TASK STATEMENT
Convert the entries into a numbered list, starting at the first line and ending at the line that contains "The combustion chamber 33 is at (572, 1088).", with both of those lines included. Leave out any blank lines.

[Source data]
=-=-=

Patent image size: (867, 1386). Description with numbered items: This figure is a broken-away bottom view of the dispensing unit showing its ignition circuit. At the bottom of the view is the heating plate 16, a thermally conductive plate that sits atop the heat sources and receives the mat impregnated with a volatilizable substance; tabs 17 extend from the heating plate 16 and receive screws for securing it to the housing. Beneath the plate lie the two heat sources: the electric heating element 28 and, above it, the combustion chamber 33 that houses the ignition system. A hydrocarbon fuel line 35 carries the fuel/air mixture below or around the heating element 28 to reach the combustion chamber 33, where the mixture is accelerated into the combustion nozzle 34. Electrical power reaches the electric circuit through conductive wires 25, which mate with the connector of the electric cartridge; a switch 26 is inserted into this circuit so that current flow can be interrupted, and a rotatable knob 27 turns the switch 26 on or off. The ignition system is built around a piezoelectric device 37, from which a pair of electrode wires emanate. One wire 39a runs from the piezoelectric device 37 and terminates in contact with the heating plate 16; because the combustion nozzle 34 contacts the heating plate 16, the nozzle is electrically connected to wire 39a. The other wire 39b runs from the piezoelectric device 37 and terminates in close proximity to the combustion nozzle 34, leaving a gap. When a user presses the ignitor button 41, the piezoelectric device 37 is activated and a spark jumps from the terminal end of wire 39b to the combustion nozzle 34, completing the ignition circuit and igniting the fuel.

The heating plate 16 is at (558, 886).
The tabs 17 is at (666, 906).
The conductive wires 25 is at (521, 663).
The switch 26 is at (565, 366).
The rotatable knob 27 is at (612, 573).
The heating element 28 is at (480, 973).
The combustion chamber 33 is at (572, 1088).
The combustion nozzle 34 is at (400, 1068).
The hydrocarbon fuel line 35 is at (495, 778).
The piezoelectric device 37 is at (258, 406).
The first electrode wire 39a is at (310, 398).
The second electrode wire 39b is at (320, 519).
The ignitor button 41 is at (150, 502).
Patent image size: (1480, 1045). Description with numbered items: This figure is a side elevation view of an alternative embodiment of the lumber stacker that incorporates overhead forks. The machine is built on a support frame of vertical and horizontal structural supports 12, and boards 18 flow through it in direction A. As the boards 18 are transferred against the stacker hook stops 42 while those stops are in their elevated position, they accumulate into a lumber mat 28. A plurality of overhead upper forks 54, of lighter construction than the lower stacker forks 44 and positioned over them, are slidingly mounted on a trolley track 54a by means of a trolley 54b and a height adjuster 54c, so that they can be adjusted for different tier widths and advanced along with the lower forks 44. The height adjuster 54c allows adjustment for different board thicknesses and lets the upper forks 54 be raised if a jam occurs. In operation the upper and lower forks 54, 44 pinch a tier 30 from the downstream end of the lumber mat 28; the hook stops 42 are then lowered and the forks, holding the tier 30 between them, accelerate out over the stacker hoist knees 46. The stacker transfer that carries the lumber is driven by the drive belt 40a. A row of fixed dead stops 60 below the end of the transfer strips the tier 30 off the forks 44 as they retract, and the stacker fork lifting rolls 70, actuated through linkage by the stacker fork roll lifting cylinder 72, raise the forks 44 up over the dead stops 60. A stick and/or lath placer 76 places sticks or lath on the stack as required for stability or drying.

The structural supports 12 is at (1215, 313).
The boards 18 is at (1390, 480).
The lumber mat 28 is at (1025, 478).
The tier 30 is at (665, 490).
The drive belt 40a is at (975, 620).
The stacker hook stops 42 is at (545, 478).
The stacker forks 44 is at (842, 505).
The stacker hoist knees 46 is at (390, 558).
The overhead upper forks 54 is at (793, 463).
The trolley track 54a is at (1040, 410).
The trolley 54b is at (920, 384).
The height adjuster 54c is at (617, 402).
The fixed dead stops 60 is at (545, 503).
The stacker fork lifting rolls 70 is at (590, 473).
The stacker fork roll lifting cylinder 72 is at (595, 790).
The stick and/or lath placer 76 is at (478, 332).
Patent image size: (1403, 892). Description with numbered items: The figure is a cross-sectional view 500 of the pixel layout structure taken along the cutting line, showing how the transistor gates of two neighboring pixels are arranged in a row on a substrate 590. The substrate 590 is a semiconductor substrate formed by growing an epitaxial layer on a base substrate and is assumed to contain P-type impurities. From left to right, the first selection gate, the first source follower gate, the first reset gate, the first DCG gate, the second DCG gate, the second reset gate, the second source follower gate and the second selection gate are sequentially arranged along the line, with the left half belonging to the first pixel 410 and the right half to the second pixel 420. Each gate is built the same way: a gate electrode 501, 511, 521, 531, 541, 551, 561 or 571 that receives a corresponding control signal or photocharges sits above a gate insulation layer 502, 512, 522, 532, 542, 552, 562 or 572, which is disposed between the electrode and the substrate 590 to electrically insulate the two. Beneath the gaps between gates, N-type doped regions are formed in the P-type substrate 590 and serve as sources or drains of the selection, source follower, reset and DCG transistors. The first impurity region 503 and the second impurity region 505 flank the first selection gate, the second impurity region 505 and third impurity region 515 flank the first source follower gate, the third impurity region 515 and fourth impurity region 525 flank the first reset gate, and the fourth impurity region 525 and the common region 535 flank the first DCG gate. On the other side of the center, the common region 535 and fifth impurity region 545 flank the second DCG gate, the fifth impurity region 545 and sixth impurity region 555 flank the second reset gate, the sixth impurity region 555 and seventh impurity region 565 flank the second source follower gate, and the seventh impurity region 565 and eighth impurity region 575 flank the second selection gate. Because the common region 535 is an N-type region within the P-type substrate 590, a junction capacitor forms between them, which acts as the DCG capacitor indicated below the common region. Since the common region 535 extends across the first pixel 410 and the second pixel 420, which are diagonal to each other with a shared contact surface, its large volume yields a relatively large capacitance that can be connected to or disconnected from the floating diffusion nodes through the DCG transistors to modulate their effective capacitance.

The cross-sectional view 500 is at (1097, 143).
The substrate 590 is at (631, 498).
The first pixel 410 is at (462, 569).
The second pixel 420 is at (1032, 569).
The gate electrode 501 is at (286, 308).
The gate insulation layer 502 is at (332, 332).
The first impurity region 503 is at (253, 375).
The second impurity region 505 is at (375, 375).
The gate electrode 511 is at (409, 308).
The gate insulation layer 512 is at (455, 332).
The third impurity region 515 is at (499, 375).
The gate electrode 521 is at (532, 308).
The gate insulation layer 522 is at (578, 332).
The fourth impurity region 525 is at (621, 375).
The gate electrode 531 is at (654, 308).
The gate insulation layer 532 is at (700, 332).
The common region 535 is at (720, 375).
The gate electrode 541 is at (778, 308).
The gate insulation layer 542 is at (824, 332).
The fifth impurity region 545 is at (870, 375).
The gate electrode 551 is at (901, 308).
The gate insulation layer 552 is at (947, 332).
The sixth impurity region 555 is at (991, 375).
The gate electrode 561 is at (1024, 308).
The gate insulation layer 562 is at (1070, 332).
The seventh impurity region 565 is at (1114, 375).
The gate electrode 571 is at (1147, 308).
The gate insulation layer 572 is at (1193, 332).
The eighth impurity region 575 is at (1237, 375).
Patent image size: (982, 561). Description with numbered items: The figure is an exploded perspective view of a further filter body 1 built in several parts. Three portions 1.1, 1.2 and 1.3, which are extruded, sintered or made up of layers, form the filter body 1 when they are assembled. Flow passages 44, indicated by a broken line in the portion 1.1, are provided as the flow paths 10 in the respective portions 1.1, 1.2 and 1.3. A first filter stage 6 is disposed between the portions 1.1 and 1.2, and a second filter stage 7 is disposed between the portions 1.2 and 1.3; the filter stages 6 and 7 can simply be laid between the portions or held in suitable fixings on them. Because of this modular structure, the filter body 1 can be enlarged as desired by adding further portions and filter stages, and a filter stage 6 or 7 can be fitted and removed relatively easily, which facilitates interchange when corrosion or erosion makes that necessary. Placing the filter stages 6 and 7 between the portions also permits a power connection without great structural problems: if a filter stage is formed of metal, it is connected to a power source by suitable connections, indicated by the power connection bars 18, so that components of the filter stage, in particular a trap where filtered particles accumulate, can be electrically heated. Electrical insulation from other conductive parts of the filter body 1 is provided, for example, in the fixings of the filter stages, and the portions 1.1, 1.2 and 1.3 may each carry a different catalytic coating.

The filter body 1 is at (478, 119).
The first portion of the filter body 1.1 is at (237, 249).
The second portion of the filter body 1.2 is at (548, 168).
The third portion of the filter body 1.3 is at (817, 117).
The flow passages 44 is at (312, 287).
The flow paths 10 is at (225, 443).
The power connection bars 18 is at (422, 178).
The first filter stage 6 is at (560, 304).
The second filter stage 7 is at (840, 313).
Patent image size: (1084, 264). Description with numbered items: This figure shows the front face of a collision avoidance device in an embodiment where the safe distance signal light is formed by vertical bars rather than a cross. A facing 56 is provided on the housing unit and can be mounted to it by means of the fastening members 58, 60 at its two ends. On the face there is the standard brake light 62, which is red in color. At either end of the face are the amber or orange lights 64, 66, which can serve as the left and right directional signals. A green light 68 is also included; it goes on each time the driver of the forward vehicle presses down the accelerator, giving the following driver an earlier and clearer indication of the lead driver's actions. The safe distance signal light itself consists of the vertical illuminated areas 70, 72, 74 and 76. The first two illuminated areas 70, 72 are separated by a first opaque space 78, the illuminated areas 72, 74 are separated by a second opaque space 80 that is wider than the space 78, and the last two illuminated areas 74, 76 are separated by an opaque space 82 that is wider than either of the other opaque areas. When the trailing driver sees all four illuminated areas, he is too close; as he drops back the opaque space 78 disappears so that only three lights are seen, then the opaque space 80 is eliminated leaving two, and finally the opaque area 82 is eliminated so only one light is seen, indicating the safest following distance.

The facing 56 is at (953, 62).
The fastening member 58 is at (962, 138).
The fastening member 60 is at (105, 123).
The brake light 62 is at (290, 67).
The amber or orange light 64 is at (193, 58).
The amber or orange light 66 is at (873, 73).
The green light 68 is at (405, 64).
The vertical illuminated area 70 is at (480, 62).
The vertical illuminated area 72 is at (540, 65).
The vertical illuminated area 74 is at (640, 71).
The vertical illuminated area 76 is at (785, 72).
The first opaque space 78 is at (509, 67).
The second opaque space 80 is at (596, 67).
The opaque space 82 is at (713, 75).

=-=-=

OUTPUT BELOW
1. Patent image size: (867, 1386). Description with numbered items: This figure is a broken-away bottom view of the dispensing unit showing its ignition circuit. At the bottom of the view is the heating plate 16, a thermally conductive plate that sits atop the heat sources and receives the mat impregnated with a volatilizable substance; tabs 17 extend from the heating plate 16 and receive screws for securing it to the housing. Beneath the plate lie the two heat sources: the electric heating element 28 and, above it, the combustion chamber 33 that houses the ignition system. A hydrocarbon fuel line 35 carries the fuel/air mixture below or around the heating element 28 to reach the combustion chamber 33, where the mixture is accelerated into the combustion nozzle 34. Electrical power reaches the electric circuit through conductive wires 25, which mate with the connector of the electric cartridge; a switch 26 is inserted into this circuit so that current flow can be interrupted, and a rotatable knob 27 turns the switch 26 on or off. The ignition system is built around a piezoelectric device 37, from which a pair of electrode wires emanate. One wire 39a runs from the piezoelectric device 37 and terminates in contact with the heating plate 16; because the combustion nozzle 34 contacts the heating plate 16, the nozzle is electrically connected to wire 39a. The other wire 39b runs from the piezoelectric device 37 and terminates in close proximity to the combustion nozzle 34, leaving a gap. When a user presses the ignitor button 41, the piezoelectric device 37 is activated and a spark jumps from the terminal end of wire 39b to the combustion nozzle 34, completing the ignition circuit and igniting the fuel.
2. The heating plate 16 is at (558, 886).
3. The tabs 17 is at (666, 906).
4. The conductive wires 25 is at (521, 663).
5. The switch 26 is at (565, 366).
6. The rotatable knob 27 is at (612, 573).
7. The heating element 28 is at (480, 973).
8. The combustion chamber 33 is at (572, 1088).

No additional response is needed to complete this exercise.